*Given task:* Repeat the listing in full, exactly as it stands.

[Extracted records]
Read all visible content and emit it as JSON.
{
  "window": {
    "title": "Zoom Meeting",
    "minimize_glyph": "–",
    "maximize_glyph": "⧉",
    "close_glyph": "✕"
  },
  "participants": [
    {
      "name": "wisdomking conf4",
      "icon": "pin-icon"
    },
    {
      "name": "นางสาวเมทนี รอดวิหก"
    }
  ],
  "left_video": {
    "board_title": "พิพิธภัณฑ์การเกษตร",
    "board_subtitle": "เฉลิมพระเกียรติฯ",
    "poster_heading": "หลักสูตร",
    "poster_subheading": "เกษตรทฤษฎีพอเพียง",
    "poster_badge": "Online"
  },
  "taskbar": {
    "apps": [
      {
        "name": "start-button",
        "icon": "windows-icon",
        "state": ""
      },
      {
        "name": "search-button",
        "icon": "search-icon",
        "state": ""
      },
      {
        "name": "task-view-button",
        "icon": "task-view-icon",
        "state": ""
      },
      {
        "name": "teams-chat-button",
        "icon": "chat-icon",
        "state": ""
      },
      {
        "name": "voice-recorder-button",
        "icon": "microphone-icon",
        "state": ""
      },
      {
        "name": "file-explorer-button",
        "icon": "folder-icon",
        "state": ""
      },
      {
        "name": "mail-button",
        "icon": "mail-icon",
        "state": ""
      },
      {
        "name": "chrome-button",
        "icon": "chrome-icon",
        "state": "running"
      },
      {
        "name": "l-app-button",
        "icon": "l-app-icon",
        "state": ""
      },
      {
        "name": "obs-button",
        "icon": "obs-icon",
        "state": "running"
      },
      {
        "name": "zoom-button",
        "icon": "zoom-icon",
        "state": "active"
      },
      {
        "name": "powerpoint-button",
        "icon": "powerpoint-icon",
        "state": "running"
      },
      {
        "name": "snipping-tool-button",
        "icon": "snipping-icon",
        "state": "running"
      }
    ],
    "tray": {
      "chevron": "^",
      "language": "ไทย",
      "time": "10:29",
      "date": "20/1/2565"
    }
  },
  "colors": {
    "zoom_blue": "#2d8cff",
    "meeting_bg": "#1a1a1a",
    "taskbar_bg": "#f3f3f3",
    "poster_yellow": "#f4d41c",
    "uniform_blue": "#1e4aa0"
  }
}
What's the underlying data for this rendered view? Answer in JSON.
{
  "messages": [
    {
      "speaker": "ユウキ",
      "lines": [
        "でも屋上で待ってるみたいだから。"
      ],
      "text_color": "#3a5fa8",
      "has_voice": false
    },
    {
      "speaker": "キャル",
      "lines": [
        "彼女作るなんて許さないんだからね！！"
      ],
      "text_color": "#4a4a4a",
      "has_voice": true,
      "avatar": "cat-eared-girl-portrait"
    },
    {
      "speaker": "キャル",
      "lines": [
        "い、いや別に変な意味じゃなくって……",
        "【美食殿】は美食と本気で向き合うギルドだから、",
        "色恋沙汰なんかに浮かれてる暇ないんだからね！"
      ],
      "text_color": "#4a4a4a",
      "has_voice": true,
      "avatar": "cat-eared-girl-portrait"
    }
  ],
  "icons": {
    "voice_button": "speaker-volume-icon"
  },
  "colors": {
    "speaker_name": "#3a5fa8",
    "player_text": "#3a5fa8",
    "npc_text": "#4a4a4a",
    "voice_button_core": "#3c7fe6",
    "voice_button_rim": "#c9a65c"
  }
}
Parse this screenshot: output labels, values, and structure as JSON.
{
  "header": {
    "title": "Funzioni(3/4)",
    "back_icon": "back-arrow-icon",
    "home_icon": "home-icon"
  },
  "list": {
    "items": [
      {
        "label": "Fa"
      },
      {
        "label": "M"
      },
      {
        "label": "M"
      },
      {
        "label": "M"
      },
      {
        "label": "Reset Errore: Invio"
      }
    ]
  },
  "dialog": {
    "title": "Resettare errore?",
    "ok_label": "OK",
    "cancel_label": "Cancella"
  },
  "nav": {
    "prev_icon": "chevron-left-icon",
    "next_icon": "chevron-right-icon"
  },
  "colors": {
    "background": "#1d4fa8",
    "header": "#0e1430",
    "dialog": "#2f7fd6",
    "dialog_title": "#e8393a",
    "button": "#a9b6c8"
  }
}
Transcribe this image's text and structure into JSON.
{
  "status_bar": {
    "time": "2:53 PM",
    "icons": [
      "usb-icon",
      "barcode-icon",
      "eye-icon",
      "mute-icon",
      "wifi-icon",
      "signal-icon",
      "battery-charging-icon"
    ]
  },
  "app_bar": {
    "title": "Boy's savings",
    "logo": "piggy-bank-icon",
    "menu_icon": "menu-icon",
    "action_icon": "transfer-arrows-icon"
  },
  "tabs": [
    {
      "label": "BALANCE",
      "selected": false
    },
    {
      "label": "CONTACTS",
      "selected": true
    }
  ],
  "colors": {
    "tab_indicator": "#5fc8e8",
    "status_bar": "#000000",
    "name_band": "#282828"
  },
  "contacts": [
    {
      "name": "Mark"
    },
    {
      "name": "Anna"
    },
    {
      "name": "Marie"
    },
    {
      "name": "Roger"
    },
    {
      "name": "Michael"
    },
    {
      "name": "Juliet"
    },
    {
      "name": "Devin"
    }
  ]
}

*Expected output:*
Read all visible content and emit it as JSON.
{
  "window": {
    "title": "Zoom Meeting",
    "minimize_glyph": "–",
    "maximize_glyph": "⧉",
    "close_glyph": "✕"
  },
  "participants": [
    {
      "name": "wisdomking conf4",
      "icon": "pin-icon"
    },
    {
      "name": "นางสาวเมทนี รอดวิหก"
    }
  ],
  "left_video": {
    "board_title": "พิพิธภัณฑ์การเกษตร",
    "board_subtitle": "เฉลิมพระเกียรติฯ",
    "poster_heading": "หลักสูตร",
    "poster_subheading": "เกษตรทฤษฎีพอเพียง",
    "poster_badge": "Online"
  },
  "taskbar": {
    "apps": [
      {
        "name": "start-button",
        "icon": "windows-icon",
        "state": ""
      },
      {
        "name": "search-button",
        "icon": "search-icon",
        "state": ""
      },
      {
        "name": "task-view-button",
        "icon": "task-view-icon",
        "state": ""
      },
      {
        "name": "teams-chat-button",
        "icon": "chat-icon",
        "state": ""
      },
      {
        "name": "voice-recorder-button",
        "icon": "microphone-icon",
        "state": ""
      },
      {
        "name": "file-explorer-button",
        "icon": "folder-icon",
        "state": ""
      },
      {
        "name": "mail-button",
        "icon": "mail-icon",
        "state": ""
      },
      {
        "name": "chrome-button",
        "icon": "chrome-icon",
        "state": "running"
      },
      {
        "name": "l-app-button",
        "icon": "l-app-icon",
        "state": ""
      },
      {
        "name": "obs-button",
        "icon": "obs-icon",
        "state": "running"
      },
      {
        "name": "zoom-button",
        "icon": "zoom-icon",
        "state": "active"
      },
      {
        "name": "powerpoint-button",
        "icon": "powerpoint-icon",
        "state": "running"
      },
      {
        "name": "snipping-tool-button",
        "icon": "snipping-icon",
        "state": "running"
      }
    ],
    "tray": {
      "chevron": "^",
      "language": "ไทย",
      "time": "10:29",
      "date": "20/1/2565"
    }
  },
  "colors": {
    "zoom_blue": "#2d8cff",
    "meeting_bg": "#1a1a1a",
    "taskbar_bg": "#f3f3f3",
    "poster_yellow": "#f4d41c",
    "uniform_blue": "#1e4aa0"
  }
}
What's the underlying data for this rendered view? Answer in JSON.
{
  "messages": [
    {
      "speaker": "ユウキ",
      "lines": [
        "でも屋上で待ってるみたいだから。"
      ],
      "text_color": "#3a5fa8",
      "has_voice": false
    },
    {
      "speaker": "キャル",
      "lines": [
        "彼女作るなんて許さないんだからね！！"
      ],
      "text_color": "#4a4a4a",
      "has_voice": true,
      "avatar": "cat-eared-girl-portrait"
    },
    {
      "speaker": "キャル",
      "lines": [
        "い、いや別に変な意味じゃなくって……",
        "【美食殿】は美食と本気で向き合うギルドだから、",
        "色恋沙汰なんかに浮かれてる暇ないんだからね！"
      ],
      "text_color": "#4a4a4a",
      "has_voice": true,
      "avatar": "cat-eared-girl-portrait"
    }
  ],
  "icons": {
    "voice_button": "speaker-volume-icon"
  },
  "colors": {
    "speaker_name": "#3a5fa8",
    "player_text": "#3a5fa8",
    "npc_text": "#4a4a4a",
    "voice_button_core": "#3c7fe6",
    "voice_button_rim": "#c9a65c"
  }
}
Parse this screenshot: output labels, values, and structure as JSON.
{
  "header": {
    "title": "Funzioni(3/4)",
    "back_icon": "back-arrow-icon",
    "home_icon": "home-icon"
  },
  "list": {
    "items": [
      {
        "label": "Fa"
      },
      {
        "label": "M"
      },
      {
        "label": "M"
      },
      {
        "label": "M"
      },
      {
        "label": "Reset Errore: Invio"
      }
    ]
  },
  "dialog": {
    "title": "Resettare errore?",
    "ok_label": "OK",
    "cancel_label": "Cancella"
  },
  "nav": {
    "prev_icon": "chevron-left-icon",
    "next_icon": "chevron-right-icon"
  },
  "colors": {
    "background": "#1d4fa8",
    "header": "#0e1430",
    "dialog": "#2f7fd6",
    "dialog_title": "#e8393a",
    "button": "#a9b6c8"
  }
}
Transcribe this image's text and structure into JSON.
{
  "status_bar": {
    "time": "2:53 PM",
    "icons": [
      "usb-icon",
      "barcode-icon",
      "eye-icon",
      "mute-icon",
      "wifi-icon",
      "signal-icon",
      "battery-charging-icon"
    ]
  },
  "app_bar": {
    "title": "Boy's savings",
    "logo": "piggy-bank-icon",
    "menu_icon": "menu-icon",
    "action_icon": "transfer-arrows-icon"
  },
  "tabs": [
    {
      "label": "BALANCE",
      "selected": false
    },
    {
      "label": "CONTACTS",
      "selected": true
    }
  ],
  "colors": {
    "tab_indicator": "#5fc8e8",
    "status_bar": "#000000",
    "name_band": "#282828"
  },
  "contacts": [
    {
      "name": "Mark"
    },
    {
      "name": "Anna"
    },
    {
      "name": "Marie"
    },
    {
      "name": "Roger"
    },
    {
      "name": "Michael"
    },
    {
      "name": "Juliet"
    },
    {
      "name": "Devin"
    }
  ]
}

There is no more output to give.